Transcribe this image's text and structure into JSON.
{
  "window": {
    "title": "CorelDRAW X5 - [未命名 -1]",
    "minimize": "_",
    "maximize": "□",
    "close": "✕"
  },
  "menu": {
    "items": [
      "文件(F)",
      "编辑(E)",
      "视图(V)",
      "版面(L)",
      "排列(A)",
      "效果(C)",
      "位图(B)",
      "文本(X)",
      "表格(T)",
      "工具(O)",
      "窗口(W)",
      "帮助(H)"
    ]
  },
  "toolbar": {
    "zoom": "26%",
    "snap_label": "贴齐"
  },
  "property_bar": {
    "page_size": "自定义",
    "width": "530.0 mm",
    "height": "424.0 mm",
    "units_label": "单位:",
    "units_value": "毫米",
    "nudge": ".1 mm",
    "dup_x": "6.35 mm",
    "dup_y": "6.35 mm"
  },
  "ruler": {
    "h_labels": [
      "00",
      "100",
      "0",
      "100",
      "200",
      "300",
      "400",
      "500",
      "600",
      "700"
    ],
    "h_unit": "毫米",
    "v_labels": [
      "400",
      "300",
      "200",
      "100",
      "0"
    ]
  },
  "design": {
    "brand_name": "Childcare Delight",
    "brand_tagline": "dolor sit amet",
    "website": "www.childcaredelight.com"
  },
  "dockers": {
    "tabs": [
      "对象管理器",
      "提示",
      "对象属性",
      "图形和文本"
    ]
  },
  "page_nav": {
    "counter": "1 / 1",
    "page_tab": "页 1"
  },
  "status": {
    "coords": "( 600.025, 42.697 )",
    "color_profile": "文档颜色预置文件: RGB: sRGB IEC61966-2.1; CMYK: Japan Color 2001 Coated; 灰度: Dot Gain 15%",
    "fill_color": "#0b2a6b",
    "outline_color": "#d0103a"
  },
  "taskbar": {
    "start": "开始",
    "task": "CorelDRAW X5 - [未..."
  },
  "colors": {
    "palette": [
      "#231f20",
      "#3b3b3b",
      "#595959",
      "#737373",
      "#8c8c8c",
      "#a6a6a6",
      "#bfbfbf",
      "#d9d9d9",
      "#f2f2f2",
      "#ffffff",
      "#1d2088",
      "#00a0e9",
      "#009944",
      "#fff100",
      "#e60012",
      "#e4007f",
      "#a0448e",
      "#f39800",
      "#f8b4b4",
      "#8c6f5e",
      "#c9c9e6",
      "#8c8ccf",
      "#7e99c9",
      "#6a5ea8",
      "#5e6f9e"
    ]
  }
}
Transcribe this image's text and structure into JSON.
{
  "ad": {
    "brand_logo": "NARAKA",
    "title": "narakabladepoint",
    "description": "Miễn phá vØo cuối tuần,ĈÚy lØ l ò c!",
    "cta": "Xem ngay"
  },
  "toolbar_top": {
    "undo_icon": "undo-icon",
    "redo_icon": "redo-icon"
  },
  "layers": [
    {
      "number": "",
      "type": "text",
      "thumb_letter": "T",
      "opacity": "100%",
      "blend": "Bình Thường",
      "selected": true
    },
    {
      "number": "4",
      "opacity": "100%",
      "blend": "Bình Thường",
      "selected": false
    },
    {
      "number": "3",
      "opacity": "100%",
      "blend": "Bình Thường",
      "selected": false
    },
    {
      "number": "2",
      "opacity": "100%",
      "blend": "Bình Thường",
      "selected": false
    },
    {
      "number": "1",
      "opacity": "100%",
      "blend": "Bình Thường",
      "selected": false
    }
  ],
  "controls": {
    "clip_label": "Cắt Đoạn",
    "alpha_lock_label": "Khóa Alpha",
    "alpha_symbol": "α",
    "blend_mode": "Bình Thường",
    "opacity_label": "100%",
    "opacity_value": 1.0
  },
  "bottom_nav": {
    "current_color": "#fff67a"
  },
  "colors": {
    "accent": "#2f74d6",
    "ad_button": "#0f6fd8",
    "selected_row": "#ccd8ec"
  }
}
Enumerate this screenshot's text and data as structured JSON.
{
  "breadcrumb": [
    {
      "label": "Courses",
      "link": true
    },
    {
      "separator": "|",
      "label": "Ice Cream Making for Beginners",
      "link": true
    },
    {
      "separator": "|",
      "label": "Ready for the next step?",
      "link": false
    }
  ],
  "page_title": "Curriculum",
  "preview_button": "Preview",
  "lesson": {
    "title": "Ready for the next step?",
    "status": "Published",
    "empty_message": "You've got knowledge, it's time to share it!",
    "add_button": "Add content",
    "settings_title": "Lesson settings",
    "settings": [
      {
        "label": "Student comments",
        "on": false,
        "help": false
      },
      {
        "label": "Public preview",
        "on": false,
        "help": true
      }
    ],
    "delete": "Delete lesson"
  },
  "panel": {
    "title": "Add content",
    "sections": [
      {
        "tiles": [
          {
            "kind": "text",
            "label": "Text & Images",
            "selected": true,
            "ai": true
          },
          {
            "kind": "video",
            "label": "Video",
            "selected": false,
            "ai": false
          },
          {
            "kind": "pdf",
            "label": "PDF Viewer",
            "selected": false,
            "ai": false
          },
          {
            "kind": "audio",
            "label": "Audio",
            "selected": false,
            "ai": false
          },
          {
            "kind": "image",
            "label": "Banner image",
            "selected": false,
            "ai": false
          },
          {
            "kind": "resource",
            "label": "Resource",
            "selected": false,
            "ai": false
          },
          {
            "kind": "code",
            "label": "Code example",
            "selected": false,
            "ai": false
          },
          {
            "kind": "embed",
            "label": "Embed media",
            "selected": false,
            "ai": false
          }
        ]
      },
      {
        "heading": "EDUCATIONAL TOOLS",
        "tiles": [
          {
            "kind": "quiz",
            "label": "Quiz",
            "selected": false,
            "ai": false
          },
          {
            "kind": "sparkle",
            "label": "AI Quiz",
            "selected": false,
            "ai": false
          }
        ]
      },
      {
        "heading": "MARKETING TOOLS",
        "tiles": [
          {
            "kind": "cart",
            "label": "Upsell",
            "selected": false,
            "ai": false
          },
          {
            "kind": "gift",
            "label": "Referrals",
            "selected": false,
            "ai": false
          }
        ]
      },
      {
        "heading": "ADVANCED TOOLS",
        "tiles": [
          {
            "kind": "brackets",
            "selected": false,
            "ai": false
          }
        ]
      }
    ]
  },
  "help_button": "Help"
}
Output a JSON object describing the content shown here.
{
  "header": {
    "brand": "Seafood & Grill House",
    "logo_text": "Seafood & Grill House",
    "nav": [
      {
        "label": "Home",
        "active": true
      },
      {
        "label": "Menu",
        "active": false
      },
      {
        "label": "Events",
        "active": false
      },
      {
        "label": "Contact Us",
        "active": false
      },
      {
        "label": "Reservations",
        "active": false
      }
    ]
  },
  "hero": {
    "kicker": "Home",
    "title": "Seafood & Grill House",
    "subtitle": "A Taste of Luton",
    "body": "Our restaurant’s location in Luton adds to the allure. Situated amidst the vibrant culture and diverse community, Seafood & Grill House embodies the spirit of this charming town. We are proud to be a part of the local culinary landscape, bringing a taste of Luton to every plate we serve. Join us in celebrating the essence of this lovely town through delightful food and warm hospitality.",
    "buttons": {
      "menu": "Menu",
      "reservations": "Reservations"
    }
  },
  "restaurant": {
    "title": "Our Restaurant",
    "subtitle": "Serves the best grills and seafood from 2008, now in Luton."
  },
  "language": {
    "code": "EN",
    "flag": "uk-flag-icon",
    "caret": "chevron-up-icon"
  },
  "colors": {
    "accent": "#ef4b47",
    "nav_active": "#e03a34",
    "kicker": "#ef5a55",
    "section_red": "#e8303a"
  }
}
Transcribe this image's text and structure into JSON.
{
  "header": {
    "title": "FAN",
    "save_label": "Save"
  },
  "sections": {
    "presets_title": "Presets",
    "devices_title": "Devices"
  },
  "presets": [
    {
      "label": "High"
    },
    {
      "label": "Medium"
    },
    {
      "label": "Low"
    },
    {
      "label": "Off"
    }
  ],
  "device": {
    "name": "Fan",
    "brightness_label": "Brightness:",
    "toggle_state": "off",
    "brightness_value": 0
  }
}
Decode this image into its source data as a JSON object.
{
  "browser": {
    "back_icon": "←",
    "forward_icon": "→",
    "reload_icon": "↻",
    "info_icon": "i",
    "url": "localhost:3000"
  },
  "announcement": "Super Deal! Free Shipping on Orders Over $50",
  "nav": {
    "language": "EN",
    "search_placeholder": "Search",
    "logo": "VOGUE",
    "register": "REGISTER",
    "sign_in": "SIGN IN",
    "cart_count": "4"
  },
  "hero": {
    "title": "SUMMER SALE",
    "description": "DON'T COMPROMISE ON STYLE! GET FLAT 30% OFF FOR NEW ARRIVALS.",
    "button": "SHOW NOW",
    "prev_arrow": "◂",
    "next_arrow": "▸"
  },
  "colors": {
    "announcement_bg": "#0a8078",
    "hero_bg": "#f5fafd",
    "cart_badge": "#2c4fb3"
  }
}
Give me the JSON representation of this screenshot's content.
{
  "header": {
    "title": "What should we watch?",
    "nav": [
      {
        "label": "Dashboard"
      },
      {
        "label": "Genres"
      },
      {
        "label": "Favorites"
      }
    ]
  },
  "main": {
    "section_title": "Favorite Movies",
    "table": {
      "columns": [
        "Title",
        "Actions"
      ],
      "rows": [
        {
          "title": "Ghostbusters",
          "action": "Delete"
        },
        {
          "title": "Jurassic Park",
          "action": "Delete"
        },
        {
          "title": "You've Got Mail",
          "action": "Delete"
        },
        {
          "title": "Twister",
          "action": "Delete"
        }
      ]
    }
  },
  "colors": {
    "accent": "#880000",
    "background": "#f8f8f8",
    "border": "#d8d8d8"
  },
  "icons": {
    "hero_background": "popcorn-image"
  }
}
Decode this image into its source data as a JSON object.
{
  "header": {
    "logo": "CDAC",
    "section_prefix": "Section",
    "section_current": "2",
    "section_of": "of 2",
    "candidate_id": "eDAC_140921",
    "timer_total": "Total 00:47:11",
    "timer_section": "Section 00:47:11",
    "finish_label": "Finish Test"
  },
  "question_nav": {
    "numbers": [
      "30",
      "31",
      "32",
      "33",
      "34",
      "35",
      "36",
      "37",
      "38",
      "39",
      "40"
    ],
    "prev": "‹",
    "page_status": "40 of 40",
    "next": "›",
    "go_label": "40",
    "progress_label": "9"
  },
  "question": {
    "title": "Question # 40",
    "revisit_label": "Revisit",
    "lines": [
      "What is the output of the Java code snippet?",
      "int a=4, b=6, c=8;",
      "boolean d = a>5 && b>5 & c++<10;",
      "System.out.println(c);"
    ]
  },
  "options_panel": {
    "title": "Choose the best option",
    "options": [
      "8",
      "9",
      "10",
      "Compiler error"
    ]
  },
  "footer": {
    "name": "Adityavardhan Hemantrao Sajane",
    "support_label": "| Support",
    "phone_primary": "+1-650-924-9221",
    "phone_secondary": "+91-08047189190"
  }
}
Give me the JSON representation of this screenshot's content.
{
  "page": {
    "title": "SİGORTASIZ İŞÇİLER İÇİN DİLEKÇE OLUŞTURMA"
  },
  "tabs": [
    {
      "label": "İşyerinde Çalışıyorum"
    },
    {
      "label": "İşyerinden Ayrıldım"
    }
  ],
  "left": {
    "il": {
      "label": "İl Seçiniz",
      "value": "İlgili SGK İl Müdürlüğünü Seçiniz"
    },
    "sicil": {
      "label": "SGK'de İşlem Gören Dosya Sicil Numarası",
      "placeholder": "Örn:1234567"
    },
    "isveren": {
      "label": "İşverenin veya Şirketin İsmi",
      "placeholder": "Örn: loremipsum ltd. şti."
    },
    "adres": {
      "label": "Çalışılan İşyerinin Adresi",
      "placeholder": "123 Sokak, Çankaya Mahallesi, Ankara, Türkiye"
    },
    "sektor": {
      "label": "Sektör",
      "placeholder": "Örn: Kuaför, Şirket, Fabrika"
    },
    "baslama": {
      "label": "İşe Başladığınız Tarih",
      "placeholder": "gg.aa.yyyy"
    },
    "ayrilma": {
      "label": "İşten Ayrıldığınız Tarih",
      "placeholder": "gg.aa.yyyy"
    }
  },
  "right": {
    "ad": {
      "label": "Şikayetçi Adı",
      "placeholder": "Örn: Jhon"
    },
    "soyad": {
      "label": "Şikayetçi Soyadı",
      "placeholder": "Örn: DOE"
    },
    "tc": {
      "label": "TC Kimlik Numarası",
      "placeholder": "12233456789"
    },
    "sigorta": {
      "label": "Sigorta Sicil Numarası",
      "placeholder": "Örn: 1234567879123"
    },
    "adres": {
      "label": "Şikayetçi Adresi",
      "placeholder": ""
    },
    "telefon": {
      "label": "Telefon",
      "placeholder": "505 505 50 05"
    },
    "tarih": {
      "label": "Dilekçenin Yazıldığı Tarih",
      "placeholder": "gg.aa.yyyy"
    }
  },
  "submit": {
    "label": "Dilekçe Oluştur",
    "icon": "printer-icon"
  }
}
┄┄┄┄┄┄┄┄┄┄┄┄┄┄┄┄┄┄┄┄
§ WRITTEN INSTRUCTION
Scan the listing above and identify each line holding the string "description"; copy every such line.

§ EXPECTED ANSWER
    "description": "Miễn phá vØo cuối tuần,ĈÚy lØ l ò c!",
    "description": "DON'T COMPROMISE ON STYLE! GET FLAT 30% OFF FOR NEW ARRIVALS.",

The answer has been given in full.